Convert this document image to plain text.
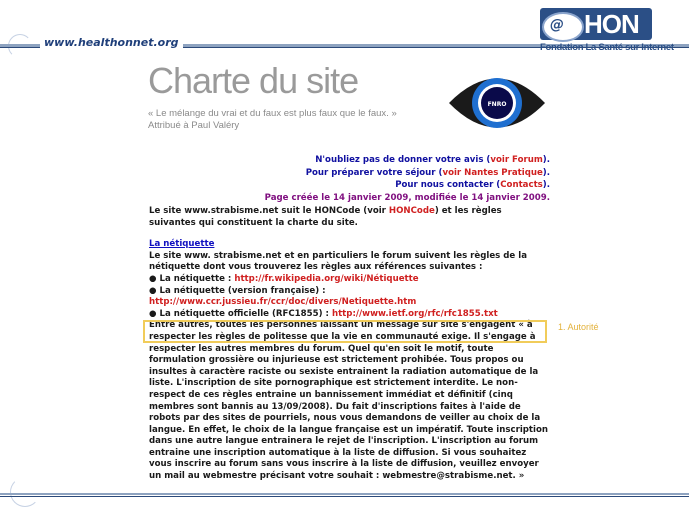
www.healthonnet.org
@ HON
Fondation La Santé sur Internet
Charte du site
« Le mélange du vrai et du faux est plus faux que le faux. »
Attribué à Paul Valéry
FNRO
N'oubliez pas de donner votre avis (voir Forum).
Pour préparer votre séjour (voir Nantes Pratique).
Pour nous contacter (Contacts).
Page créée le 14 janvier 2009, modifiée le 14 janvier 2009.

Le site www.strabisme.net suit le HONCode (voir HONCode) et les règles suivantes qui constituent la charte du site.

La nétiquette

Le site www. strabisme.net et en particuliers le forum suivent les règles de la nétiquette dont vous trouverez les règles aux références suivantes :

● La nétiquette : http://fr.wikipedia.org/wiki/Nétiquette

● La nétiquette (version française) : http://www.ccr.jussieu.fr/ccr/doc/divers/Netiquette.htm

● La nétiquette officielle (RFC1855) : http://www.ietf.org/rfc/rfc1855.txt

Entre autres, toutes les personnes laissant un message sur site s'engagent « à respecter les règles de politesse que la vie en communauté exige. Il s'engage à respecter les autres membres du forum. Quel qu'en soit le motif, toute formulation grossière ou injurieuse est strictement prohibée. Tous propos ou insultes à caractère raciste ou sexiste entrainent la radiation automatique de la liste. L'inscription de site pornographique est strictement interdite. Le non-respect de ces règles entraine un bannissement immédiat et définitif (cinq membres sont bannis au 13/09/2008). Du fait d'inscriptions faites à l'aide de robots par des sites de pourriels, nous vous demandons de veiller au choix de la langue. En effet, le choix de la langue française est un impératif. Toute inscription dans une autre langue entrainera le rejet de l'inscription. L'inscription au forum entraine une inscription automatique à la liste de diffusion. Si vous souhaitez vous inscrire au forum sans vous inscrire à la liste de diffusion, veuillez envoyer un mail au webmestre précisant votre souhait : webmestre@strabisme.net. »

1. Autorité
* * *
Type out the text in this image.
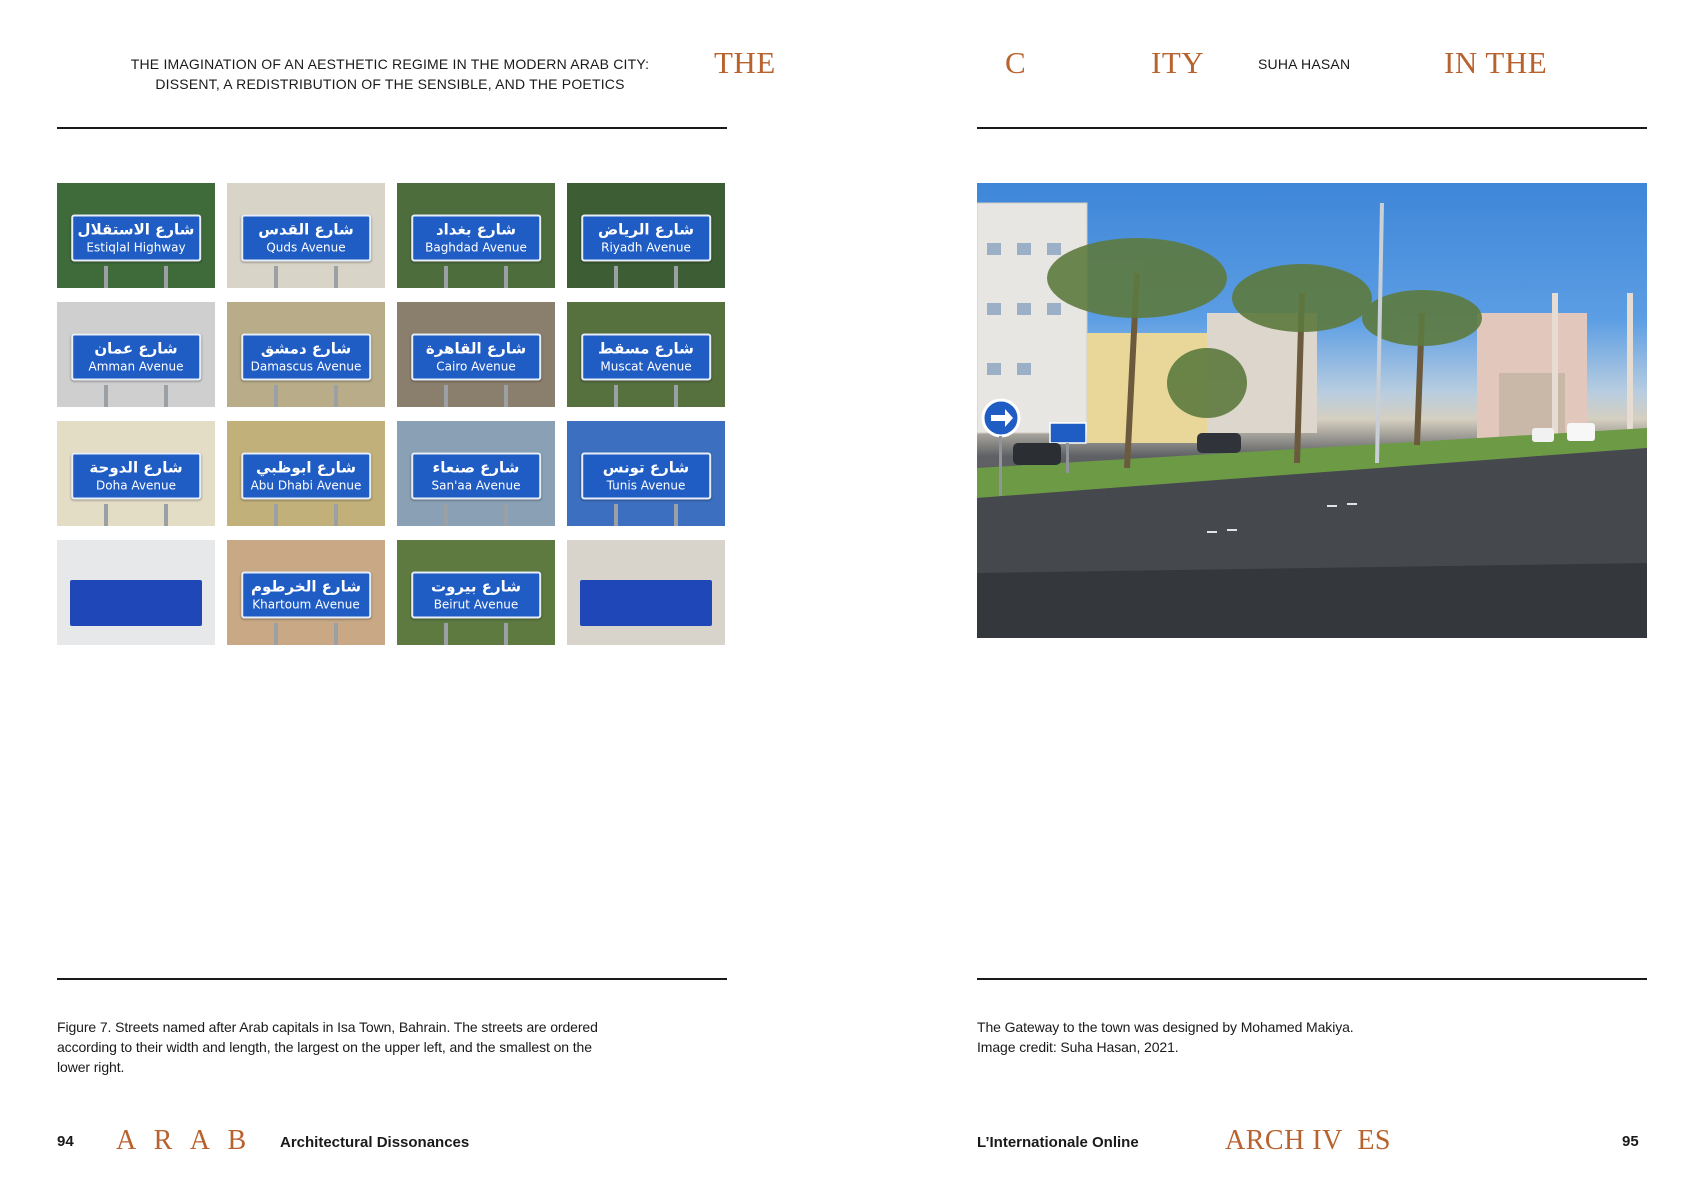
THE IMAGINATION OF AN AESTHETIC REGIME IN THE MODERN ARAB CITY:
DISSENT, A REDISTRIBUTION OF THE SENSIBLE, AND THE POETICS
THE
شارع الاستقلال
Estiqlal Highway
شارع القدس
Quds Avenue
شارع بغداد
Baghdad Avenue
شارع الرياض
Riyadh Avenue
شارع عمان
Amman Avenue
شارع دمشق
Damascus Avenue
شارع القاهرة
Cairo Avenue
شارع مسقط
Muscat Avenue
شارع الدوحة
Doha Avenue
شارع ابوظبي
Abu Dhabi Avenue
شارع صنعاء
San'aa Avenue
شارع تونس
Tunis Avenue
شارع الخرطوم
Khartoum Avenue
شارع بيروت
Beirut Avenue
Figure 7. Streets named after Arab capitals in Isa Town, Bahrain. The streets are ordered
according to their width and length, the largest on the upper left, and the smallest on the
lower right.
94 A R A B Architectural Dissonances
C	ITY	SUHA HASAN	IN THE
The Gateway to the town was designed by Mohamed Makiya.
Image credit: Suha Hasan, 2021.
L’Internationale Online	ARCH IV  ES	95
* * *
Show each line holding the word "voir".

WRITTEN SOLUTION>
N'oubliez pas de donner votre avis (voir Forum).
Pour préparer votre séjour (voir Nantes Pratique).
Le site www.strabisme.net suit le HONCode (voir HONCode) et les règles suivantes qui constituent la charte du site.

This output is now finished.